[start of Material supplied]

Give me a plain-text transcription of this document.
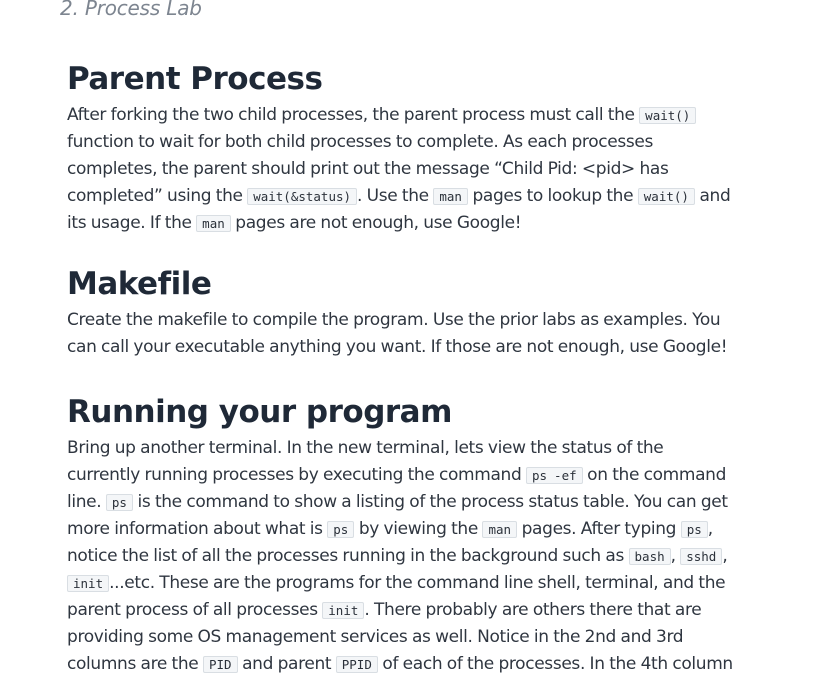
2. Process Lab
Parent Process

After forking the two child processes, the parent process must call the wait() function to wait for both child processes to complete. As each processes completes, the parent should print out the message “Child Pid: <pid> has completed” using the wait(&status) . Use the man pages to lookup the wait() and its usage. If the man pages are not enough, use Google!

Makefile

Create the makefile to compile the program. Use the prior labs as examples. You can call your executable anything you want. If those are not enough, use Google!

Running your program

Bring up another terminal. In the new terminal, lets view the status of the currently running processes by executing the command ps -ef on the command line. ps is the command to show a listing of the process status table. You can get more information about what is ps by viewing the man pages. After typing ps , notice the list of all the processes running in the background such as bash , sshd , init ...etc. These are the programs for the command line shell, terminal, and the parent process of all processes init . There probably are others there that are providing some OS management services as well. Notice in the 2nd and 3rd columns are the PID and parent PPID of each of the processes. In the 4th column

[end of Material supplied]

* _What you need to do_:
Return all of the entries exactly as written, but drop any pictures they hold.

* _Result below_:
Give me a plain-text transcription of this document.
2. Process Lab
Parent Process

After forking the two child processes, the parent process must call the wait() function to wait for both child processes to complete. As each processes completes, the parent should print out the message “Child Pid: <pid> has completed” using the wait(&status) . Use the man pages to lookup the wait() and its usage. If the man pages are not enough, use Google!

Makefile

Create the makefile to compile the program. Use the prior labs as examples. You can call your executable anything you want. If those are not enough, use Google!

Running your program

Bring up another terminal. In the new terminal, lets view the status of the currently running processes by executing the command ps -ef on the command line. ps is the command to show a listing of the process status table. You can get more information about what is ps by viewing the man pages. After typing ps , notice the list of all the processes running in the background such as bash , sshd , init ...etc. These are the programs for the command line shell, terminal, and the parent process of all processes init . There probably are others there that are providing some OS management services as well. Notice in the 2nd and 3rd columns are the PID and parent PPID of each of the processes. In the 4th column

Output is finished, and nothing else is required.